> [Task objective]: Exclude the pictures, then copy all remaining records exactly.

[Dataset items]
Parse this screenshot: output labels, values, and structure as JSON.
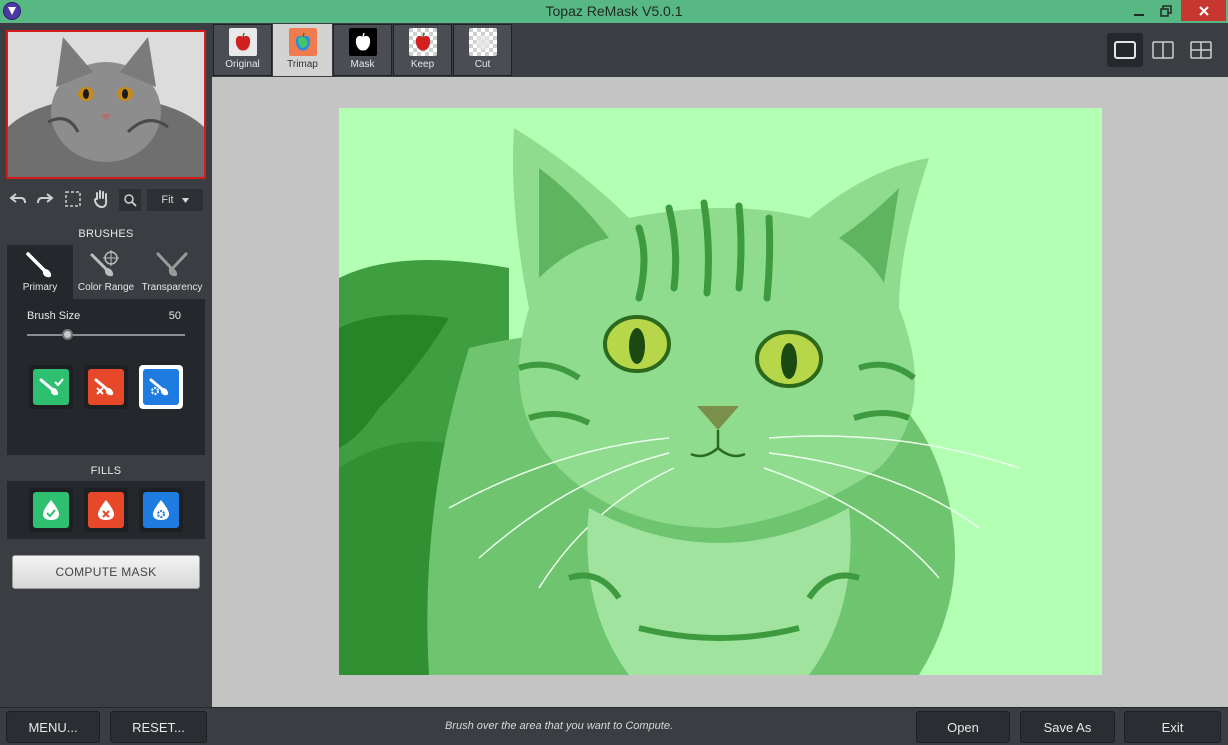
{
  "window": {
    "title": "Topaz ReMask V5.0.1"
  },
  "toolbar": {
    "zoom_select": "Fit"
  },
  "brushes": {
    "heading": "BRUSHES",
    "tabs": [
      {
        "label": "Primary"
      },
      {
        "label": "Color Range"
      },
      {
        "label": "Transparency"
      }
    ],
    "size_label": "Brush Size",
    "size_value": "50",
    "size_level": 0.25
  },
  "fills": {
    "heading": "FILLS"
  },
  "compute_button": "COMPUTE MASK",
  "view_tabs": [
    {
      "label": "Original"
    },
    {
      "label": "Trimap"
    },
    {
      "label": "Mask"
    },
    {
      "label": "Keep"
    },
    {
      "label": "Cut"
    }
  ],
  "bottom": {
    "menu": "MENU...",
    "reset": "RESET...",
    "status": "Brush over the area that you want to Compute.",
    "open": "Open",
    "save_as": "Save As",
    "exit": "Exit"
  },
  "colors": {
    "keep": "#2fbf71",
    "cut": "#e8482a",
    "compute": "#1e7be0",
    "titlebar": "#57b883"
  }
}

> [Solution for this problem]:
Parse this screenshot: output labels, values, and structure as JSON.
{
  "window": {
    "title": "Topaz ReMask V5.0.1"
  },
  "toolbar": {
    "zoom_select": "Fit"
  },
  "brushes": {
    "heading": "BRUSHES",
    "tabs": [
      {
        "label": "Primary"
      },
      {
        "label": "Color Range"
      },
      {
        "label": "Transparency"
      }
    ],
    "size_label": "Brush Size",
    "size_value": "50",
    "size_level": 0.25
  },
  "fills": {
    "heading": "FILLS"
  },
  "compute_button": "COMPUTE MASK",
  "view_tabs": [
    {
      "label": "Original"
    },
    {
      "label": "Trimap"
    },
    {
      "label": "Mask"
    },
    {
      "label": "Keep"
    },
    {
      "label": "Cut"
    }
  ],
  "bottom": {
    "menu": "MENU...",
    "reset": "RESET...",
    "status": "Brush over the area that you want to Compute.",
    "open": "Open",
    "save_as": "Save As",
    "exit": "Exit"
  },
  "colors": {
    "keep": "#2fbf71",
    "cut": "#e8482a",
    "compute": "#1e7be0",
    "titlebar": "#57b883"
  }
}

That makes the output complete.